▸ Excerpt:

-- Opening Marker --

# Design by Contract in Trueno-Quant
## Overview
Trueno-Quant is the single source of truth for K-quantization block sizes and
dequantization routines. It sits at the bottom of the dependency chain:
```
apr-cli -> entrenar -> aprender -> realizar -> trueno -> trueno-quant
```
Every crate that touches quantized weights depends on trueno-quant's constants.
## Block Size Constants as Contracts
The core contract is the mapping from quantization format to block geometry:
| Q4_K | 256 | 144 | `Q4_K_BLOCK_SIZE`, `Q4_K_BLOCK_BYTES` |
| Q5_K | 256 | 176 | `Q5_K_BLOCK_SIZE`, `Q5_K_BLOCK_BYTES` |
| Q6_K | 256 | 210 | `Q6_K_BLOCK_SIZE`, `Q6_K_BLOCK_BYTES` |
These constants are consumed by:
- `trueno/src/contracts.rs` -- `QuantFormat` structs re-export these values
- `aprender/src/format/layout_contract.rs` -- import-time buffer validation
- `realizar` -- dequantization buffer allocation during inference
Changing these constants without updating all consumers breaks the chain.
## Quantization Functions
Each quantization function operates on exactly one block of elements:
- `quantize_q4_k(data)` -- Quantizes a `&[f32]` slice into Q4_K bytes
- `quantize_q5_k(data)` -- Quantizes a `&[f32]` slice into Q5_K bytes
- `quantize_q6_k(data)` -- Quantizes a `&[f32]` slice into Q6_K bytes
Matrix variants (`quantize_q4_k_matrix`, etc.) handle multi-row quantization
with proper block alignment.
## Dequantization Invariants
Each `dequantize_*` function has a postcondition:
- Output length = `(input_bytes / block_bytes) * block_elements`
- Input must be a multiple of `block_bytes` in length
The three dequantization functions are:
- `dequantize_q4_k_to_f32(data, num_elements)` -> `Vec<f32>`
- `dequantize_q5_k_to_f32(data, num_elements)` -> `Vec<f32>`
- `dequantize_q6_k_to_f32(data, num_elements)` -> `Vec<f32>`
## Transpose Functions
For GEMV, weight matrices must be in row-major layout. The transpose functions
convert column-major GGUF block data into row-major APR block data:
- `transpose_q4k_for_matmul(data, rows, cols)` -> `Vec<u8>`
- `transpose_q5k_for_matmul(data, rows, cols)` -> `Vec<u8>`
- `transpose_q6k_for_matmul(data, rows, cols)` -> `Vec<u8>`
These are called at the GGUF import boundary in aprender, not at inference time.

-- Closing Marker --

▸ What you need to do:
[A] List every crate named in the dependency chain on the Trueno-Quant page, in the order given there.
[B] Answer these questions from the Trueno-Quant page.
(i) For what purpose does `aprender/src/format/layout_contract.rs` consume the block size constants?
(ii) What must the input length of a `dequantize_*` function be a multiple of?
(iii) Where are the transpose functions called?

▸ Entries provided:

-- Opening Marker --

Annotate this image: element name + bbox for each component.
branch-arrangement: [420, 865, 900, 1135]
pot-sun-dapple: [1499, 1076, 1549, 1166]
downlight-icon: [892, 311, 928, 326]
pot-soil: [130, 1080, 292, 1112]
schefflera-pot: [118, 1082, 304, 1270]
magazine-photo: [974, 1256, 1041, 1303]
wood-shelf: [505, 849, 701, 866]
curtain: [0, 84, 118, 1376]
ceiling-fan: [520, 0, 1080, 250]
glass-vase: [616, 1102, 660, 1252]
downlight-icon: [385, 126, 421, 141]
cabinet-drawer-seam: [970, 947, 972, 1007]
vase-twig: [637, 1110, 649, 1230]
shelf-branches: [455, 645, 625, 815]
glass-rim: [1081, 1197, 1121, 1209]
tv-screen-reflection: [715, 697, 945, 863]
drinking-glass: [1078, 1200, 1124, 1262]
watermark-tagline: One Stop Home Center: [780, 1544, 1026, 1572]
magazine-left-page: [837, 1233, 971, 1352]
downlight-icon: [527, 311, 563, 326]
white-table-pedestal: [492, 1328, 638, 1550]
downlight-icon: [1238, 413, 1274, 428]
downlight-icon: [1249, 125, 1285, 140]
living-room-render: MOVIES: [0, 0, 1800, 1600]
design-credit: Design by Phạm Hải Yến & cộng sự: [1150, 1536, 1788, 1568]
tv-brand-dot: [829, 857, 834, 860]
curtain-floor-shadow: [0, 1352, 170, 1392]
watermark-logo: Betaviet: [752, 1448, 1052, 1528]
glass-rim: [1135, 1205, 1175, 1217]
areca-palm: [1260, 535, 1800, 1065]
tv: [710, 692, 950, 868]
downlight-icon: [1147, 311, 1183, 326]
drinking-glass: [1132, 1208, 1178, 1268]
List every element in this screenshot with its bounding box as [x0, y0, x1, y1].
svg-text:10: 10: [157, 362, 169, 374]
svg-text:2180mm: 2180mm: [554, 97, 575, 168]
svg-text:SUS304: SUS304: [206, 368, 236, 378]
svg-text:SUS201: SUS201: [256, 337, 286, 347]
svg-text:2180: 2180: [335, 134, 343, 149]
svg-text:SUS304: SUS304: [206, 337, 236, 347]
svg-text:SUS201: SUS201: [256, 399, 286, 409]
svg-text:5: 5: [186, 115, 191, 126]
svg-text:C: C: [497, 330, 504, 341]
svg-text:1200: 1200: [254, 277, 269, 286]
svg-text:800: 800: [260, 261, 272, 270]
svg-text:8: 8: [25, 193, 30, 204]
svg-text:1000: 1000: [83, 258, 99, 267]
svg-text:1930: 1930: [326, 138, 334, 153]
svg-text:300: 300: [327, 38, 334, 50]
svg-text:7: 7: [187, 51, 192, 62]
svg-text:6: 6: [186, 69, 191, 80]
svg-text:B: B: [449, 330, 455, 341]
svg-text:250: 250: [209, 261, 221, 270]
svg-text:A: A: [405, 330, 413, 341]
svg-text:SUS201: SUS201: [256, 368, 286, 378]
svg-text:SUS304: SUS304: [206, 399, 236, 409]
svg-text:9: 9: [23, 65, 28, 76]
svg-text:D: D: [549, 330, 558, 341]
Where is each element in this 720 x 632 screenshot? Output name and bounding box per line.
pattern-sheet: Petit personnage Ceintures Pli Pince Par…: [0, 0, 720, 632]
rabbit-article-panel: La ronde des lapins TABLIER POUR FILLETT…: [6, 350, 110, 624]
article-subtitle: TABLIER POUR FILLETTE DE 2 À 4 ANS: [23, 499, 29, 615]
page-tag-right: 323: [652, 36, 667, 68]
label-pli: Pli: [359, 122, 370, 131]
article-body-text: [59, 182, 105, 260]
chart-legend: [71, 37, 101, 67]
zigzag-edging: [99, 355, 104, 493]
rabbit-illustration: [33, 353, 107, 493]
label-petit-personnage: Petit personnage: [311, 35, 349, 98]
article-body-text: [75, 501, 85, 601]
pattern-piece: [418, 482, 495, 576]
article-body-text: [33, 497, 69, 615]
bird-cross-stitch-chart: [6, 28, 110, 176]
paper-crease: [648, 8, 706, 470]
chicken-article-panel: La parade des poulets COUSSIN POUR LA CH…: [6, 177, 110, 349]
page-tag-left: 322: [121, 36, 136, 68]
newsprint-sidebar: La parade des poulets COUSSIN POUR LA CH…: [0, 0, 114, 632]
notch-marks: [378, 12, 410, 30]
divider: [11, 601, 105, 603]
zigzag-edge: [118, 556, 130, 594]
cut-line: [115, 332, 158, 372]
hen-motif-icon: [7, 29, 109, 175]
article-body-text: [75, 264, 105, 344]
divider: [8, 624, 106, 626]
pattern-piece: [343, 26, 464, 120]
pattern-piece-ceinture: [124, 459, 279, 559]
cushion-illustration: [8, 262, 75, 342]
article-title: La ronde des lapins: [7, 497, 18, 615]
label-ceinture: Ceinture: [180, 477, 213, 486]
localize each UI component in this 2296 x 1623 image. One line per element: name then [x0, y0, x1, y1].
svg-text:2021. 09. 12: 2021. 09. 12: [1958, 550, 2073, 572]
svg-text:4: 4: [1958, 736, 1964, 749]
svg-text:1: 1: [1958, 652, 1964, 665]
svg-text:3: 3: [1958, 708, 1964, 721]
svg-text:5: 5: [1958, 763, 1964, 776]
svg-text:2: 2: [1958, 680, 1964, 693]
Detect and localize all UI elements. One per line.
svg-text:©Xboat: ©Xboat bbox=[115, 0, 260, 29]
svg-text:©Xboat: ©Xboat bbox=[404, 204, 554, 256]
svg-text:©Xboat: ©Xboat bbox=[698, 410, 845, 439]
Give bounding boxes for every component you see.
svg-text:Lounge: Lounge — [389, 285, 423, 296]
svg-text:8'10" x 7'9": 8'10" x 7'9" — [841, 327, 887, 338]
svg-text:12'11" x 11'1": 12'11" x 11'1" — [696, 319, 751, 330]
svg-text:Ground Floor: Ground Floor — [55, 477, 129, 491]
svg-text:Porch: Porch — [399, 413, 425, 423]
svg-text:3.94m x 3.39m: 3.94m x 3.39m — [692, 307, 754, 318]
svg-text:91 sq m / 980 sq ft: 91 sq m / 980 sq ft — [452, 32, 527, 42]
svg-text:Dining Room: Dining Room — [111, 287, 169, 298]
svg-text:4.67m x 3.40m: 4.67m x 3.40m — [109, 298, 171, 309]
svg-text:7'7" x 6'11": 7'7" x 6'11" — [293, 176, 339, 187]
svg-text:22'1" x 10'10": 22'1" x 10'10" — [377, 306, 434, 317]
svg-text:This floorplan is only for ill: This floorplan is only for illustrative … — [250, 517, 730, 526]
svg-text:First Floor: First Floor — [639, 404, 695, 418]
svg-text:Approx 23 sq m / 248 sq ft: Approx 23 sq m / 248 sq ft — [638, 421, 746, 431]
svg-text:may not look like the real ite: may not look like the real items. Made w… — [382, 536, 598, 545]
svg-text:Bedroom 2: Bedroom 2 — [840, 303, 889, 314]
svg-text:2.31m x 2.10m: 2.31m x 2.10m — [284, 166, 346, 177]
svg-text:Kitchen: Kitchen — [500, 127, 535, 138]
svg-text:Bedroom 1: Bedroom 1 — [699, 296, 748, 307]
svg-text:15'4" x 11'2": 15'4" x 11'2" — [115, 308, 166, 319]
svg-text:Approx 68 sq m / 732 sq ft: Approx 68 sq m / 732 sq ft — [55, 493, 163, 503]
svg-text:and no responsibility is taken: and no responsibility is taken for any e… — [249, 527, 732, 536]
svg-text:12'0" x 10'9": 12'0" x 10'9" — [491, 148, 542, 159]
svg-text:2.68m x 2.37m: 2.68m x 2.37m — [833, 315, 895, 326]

-- Closing Marker --

▸ Task results:
[A] apr-cli, entrenar, aprender, realizar, trueno, trueno-quant

[B]
(i) Import-time buffer validation.
(ii) `block_bytes`.
(iii) At the GGUF import boundary in aprender, not at inference time.